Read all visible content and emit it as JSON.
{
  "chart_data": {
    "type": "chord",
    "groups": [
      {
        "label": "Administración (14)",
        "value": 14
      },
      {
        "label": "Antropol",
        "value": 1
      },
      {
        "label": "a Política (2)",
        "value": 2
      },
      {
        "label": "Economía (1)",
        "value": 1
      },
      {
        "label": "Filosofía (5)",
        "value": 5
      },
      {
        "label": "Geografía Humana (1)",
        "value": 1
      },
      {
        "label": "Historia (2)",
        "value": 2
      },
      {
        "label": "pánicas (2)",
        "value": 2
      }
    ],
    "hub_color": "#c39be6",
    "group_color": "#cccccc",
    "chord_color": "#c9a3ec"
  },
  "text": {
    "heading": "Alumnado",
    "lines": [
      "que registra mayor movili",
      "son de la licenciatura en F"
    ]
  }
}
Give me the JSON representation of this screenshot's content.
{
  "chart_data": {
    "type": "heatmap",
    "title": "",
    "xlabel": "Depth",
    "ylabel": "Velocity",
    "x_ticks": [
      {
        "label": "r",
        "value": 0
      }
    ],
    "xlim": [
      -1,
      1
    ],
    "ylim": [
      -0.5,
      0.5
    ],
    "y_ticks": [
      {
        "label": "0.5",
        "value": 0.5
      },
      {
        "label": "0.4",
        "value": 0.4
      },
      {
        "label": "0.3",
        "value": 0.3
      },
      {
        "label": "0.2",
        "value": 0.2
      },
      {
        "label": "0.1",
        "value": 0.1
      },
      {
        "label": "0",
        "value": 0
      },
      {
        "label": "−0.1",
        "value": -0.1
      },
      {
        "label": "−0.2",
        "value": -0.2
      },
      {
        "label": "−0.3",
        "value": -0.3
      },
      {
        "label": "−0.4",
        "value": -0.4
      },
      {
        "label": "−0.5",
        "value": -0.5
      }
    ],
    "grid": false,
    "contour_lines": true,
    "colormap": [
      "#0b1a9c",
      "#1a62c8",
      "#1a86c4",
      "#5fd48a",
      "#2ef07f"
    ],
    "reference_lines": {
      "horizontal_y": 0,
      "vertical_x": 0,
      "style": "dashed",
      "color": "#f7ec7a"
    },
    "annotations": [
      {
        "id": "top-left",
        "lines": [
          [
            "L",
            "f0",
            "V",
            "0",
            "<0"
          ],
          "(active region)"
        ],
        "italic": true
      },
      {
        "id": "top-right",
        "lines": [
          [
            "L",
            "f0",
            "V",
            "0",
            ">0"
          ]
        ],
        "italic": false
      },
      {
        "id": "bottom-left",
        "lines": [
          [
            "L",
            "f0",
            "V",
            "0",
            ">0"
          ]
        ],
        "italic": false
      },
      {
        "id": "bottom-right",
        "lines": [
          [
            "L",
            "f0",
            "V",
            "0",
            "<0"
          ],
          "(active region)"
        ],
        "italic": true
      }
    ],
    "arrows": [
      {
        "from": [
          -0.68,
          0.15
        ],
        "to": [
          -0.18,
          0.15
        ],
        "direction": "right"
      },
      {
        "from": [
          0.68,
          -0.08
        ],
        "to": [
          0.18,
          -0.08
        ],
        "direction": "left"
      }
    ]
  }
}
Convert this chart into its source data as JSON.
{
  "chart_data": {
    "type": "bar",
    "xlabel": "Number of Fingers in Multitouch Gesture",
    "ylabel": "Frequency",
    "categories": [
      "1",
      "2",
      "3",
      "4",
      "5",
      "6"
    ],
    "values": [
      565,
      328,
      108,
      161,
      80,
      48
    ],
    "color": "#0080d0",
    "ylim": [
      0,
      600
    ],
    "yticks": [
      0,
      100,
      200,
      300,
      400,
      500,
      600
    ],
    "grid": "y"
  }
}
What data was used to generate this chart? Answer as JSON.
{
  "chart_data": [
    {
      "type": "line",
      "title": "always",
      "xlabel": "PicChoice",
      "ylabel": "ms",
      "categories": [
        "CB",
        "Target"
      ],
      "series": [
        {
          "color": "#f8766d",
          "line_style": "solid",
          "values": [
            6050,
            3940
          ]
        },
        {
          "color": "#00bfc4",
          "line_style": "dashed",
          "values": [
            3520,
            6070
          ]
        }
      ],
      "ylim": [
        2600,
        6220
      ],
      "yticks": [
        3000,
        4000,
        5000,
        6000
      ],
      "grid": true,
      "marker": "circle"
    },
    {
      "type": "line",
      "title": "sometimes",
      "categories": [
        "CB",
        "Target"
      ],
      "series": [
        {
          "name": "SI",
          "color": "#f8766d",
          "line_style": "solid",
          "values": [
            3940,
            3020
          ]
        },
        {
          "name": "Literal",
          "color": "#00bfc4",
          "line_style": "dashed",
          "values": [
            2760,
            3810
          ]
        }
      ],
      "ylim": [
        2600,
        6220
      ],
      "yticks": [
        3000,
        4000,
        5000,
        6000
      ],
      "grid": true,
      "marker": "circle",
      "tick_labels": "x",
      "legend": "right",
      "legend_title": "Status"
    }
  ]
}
▬▬▬▬▬▬▬▬▬▬
• **STATED TASK**
Reproduce each entry above exactly, keeping every word.

• **EXPECTED OUTPUT**
Read all visible content and emit it as JSON.
{
  "chart_data": {
    "type": "chord",
    "groups": [
      {
        "label": "Administración (14)",
        "value": 14
      },
      {
        "label": "Antropol",
        "value": 1
      },
      {
        "label": "a Política (2)",
        "value": 2
      },
      {
        "label": "Economía (1)",
        "value": 1
      },
      {
        "label": "Filosofía (5)",
        "value": 5
      },
      {
        "label": "Geografía Humana (1)",
        "value": 1
      },
      {
        "label": "Historia (2)",
        "value": 2
      },
      {
        "label": "pánicas (2)",
        "value": 2
      }
    ],
    "hub_color": "#c39be6",
    "group_color": "#cccccc",
    "chord_color": "#c9a3ec"
  },
  "text": {
    "heading": "Alumnado",
    "lines": [
      "que registra mayor movili",
      "son de la licenciatura en F"
    ]
  }
}
Give me the JSON representation of this screenshot's content.
{
  "chart_data": {
    "type": "heatmap",
    "title": "",
    "xlabel": "Depth",
    "ylabel": "Velocity",
    "x_ticks": [
      {
        "label": "r",
        "value": 0
      }
    ],
    "xlim": [
      -1,
      1
    ],
    "ylim": [
      -0.5,
      0.5
    ],
    "y_ticks": [
      {
        "label": "0.5",
        "value": 0.5
      },
      {
        "label": "0.4",
        "value": 0.4
      },
      {
        "label": "0.3",
        "value": 0.3
      },
      {
        "label": "0.2",
        "value": 0.2
      },
      {
        "label": "0.1",
        "value": 0.1
      },
      {
        "label": "0",
        "value": 0
      },
      {
        "label": "−0.1",
        "value": -0.1
      },
      {
        "label": "−0.2",
        "value": -0.2
      },
      {
        "label": "−0.3",
        "value": -0.3
      },
      {
        "label": "−0.4",
        "value": -0.4
      },
      {
        "label": "−0.5",
        "value": -0.5
      }
    ],
    "grid": false,
    "contour_lines": true,
    "colormap": [
      "#0b1a9c",
      "#1a62c8",
      "#1a86c4",
      "#5fd48a",
      "#2ef07f"
    ],
    "reference_lines": {
      "horizontal_y": 0,
      "vertical_x": 0,
      "style": "dashed",
      "color": "#f7ec7a"
    },
    "annotations": [
      {
        "id": "top-left",
        "lines": [
          [
            "L",
            "f0",
            "V",
            "0",
            "<0"
          ],
          "(active region)"
        ],
        "italic": true
      },
      {
        "id": "top-right",
        "lines": [
          [
            "L",
            "f0",
            "V",
            "0",
            ">0"
          ]
        ],
        "italic": false
      },
      {
        "id": "bottom-left",
        "lines": [
          [
            "L",
            "f0",
            "V",
            "0",
            ">0"
          ]
        ],
        "italic": false
      },
      {
        "id": "bottom-right",
        "lines": [
          [
            "L",
            "f0",
            "V",
            "0",
            "<0"
          ],
          "(active region)"
        ],
        "italic": true
      }
    ],
    "arrows": [
      {
        "from": [
          -0.68,
          0.15
        ],
        "to": [
          -0.18,
          0.15
        ],
        "direction": "right"
      },
      {
        "from": [
          0.68,
          -0.08
        ],
        "to": [
          0.18,
          -0.08
        ],
        "direction": "left"
      }
    ]
  }
}
Convert this chart into its source data as JSON.
{
  "chart_data": {
    "type": "bar",
    "xlabel": "Number of Fingers in Multitouch Gesture",
    "ylabel": "Frequency",
    "categories": [
      "1",
      "2",
      "3",
      "4",
      "5",
      "6"
    ],
    "values": [
      565,
      328,
      108,
      161,
      80,
      48
    ],
    "color": "#0080d0",
    "ylim": [
      0,
      600
    ],
    "yticks": [
      0,
      100,
      200,
      300,
      400,
      500,
      600
    ],
    "grid": "y"
  }
}
What data was used to generate this chart? Answer as JSON.
{
  "chart_data": [
    {
      "type": "line",
      "title": "always",
      "xlabel": "PicChoice",
      "ylabel": "ms",
      "categories": [
        "CB",
        "Target"
      ],
      "series": [
        {
          "color": "#f8766d",
          "line_style": "solid",
          "values": [
            6050,
            3940
          ]
        },
        {
          "color": "#00bfc4",
          "line_style": "dashed",
          "values": [
            3520,
            6070
          ]
        }
      ],
      "ylim": [
        2600,
        6220
      ],
      "yticks": [
        3000,
        4000,
        5000,
        6000
      ],
      "grid": true,
      "marker": "circle"
    },
    {
      "type": "line",
      "title": "sometimes",
      "categories": [
        "CB",
        "Target"
      ],
      "series": [
        {
          "name": "SI",
          "color": "#f8766d",
          "line_style": "solid",
          "values": [
            3940,
            3020
          ]
        },
        {
          "name": "Literal",
          "color": "#00bfc4",
          "line_style": "dashed",
          "values": [
            2760,
            3810
          ]
        }
      ],
      "ylim": [
        2600,
        6220
      ],
      "yticks": [
        3000,
        4000,
        5000,
        6000
      ],
      "grid": true,
      "marker": "circle",
      "tick_labels": "x",
      "legend": "right",
      "legend_title": "Status"
    }
  ]
}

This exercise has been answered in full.